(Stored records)
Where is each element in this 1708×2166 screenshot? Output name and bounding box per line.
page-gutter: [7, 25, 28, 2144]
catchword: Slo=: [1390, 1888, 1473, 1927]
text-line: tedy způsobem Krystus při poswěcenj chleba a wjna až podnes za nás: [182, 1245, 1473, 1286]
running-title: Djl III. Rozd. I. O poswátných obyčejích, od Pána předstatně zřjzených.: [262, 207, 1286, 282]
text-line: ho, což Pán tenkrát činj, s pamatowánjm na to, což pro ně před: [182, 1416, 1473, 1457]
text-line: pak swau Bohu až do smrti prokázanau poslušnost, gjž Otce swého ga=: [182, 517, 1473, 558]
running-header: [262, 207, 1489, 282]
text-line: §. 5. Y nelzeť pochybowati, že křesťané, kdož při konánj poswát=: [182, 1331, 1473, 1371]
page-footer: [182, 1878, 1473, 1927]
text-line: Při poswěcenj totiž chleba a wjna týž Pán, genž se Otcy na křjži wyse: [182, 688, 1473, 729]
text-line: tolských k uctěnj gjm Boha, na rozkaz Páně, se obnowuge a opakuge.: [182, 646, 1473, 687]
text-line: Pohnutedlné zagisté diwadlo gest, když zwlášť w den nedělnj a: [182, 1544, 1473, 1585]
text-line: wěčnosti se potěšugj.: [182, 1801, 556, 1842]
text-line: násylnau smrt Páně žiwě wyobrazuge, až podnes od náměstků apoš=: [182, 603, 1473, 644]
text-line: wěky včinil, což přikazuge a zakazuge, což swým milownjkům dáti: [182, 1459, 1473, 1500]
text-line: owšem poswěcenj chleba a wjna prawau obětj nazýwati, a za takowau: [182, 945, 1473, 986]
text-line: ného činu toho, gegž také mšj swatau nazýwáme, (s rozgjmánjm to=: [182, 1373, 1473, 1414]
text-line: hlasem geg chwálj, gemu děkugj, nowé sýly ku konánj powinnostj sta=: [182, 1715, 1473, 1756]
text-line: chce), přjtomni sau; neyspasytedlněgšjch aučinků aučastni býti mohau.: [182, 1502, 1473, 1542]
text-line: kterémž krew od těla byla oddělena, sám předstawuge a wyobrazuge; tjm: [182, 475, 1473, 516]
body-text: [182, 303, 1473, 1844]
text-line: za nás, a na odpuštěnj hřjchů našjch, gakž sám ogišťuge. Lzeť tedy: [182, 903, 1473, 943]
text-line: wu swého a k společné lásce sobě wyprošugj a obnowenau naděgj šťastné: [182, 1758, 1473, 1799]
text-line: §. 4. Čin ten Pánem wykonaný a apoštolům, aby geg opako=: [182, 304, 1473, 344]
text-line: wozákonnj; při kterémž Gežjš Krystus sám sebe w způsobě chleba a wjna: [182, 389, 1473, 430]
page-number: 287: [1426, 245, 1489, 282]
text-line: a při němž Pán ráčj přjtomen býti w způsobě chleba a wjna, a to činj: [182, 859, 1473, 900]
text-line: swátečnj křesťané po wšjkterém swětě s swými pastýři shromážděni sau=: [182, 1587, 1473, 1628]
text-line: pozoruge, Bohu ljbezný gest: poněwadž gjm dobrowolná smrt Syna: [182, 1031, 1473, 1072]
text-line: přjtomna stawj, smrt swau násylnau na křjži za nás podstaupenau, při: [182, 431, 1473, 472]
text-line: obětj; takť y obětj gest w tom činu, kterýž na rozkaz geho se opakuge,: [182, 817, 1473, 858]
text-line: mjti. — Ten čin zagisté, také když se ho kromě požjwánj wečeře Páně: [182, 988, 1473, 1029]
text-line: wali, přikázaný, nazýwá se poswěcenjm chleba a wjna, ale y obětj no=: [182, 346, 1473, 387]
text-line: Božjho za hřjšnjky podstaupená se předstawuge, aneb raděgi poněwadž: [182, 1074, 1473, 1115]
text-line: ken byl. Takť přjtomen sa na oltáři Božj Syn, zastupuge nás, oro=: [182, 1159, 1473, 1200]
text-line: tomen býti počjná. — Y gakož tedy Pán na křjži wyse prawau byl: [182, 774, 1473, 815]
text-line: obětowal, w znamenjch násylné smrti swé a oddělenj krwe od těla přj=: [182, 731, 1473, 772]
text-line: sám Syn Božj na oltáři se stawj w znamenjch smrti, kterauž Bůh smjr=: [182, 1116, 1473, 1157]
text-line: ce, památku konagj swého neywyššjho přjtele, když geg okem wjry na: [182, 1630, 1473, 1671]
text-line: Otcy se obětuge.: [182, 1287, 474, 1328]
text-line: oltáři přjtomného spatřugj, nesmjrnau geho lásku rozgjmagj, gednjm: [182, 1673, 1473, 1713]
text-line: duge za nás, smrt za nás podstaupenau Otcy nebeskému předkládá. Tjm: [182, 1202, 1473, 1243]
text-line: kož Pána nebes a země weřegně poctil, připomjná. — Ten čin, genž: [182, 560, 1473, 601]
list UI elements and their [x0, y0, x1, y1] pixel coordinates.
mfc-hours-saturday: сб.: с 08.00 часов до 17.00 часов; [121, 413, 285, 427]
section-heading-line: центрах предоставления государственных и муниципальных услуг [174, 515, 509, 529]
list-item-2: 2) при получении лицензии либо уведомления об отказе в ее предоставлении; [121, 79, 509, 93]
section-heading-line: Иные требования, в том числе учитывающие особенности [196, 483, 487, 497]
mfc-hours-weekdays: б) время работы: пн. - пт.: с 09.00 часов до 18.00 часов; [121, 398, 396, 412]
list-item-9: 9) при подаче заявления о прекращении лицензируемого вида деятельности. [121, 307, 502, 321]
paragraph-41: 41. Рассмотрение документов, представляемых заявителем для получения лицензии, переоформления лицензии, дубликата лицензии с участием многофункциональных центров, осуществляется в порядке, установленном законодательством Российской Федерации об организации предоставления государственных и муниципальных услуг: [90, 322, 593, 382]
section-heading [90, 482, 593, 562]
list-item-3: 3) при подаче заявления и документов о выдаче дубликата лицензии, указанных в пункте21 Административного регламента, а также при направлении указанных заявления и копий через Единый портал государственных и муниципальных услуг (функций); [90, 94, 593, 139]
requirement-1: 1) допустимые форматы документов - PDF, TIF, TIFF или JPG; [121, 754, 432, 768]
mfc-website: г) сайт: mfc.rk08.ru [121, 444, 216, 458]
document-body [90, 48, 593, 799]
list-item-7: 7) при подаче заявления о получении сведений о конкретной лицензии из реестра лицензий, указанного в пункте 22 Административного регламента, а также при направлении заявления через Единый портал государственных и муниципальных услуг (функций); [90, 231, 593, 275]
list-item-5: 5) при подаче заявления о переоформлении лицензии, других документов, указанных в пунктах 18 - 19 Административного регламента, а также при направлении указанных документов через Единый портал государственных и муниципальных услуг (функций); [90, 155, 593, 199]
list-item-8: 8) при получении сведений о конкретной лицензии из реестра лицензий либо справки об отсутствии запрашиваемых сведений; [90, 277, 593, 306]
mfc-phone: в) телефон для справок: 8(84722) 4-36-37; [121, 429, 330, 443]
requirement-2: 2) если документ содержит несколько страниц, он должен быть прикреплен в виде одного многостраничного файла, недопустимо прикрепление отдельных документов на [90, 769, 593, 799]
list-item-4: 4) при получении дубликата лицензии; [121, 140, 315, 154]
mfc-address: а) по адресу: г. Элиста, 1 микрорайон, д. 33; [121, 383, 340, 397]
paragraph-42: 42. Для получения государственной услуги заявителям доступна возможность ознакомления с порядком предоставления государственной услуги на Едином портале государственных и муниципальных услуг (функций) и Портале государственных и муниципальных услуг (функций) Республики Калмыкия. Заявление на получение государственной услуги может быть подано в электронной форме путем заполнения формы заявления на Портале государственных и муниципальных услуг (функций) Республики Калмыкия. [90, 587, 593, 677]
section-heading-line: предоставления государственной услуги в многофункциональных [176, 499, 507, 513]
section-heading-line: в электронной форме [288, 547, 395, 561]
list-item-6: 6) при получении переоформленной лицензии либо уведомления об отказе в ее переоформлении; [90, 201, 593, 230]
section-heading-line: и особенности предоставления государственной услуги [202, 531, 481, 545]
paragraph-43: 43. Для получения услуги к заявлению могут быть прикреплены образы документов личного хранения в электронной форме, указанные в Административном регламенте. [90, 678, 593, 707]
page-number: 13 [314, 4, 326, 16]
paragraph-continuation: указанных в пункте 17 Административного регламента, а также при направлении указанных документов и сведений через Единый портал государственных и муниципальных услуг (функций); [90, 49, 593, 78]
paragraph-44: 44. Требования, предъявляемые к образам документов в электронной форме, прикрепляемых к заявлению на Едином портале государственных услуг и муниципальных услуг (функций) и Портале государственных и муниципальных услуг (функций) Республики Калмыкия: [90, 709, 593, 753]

#### Instruction
Revise the material from its first line through the line containing "text-line: Při poswěcenj", inclusive, so that "text-line" becomes "line-of-text" and nothing else changes.

#### Solution to this task
Where is each element in this 1708×2166 screenshot? Output name and bounding box per line.
page-gutter: [7, 25, 28, 2144]
catchword: Slo=: [1390, 1888, 1473, 1927]
line-of-text: tedy způsobem Krystus při poswěcenj chleba a wjna až podnes za nás: [182, 1245, 1473, 1286]
running-title: Djl III. Rozd. I. O poswátných obyčejích, od Pána předstatně zřjzených.: [262, 207, 1286, 282]
line-of-text: ho, což Pán tenkrát činj, s pamatowánjm na to, což pro ně před: [182, 1416, 1473, 1457]
line-of-text: pak swau Bohu až do smrti prokázanau poslušnost, gjž Otce swého ga=: [182, 517, 1473, 558]
running-header: [262, 207, 1489, 282]
line-of-text: §. 5. Y nelzeť pochybowati, že křesťané, kdož při konánj poswát=: [182, 1331, 1473, 1371]
page-footer: [182, 1878, 1473, 1927]
line-of-text: Při poswěcenj totiž chleba a wjna týž Pán, genž se Otcy na křjži wyse: [182, 688, 1473, 729]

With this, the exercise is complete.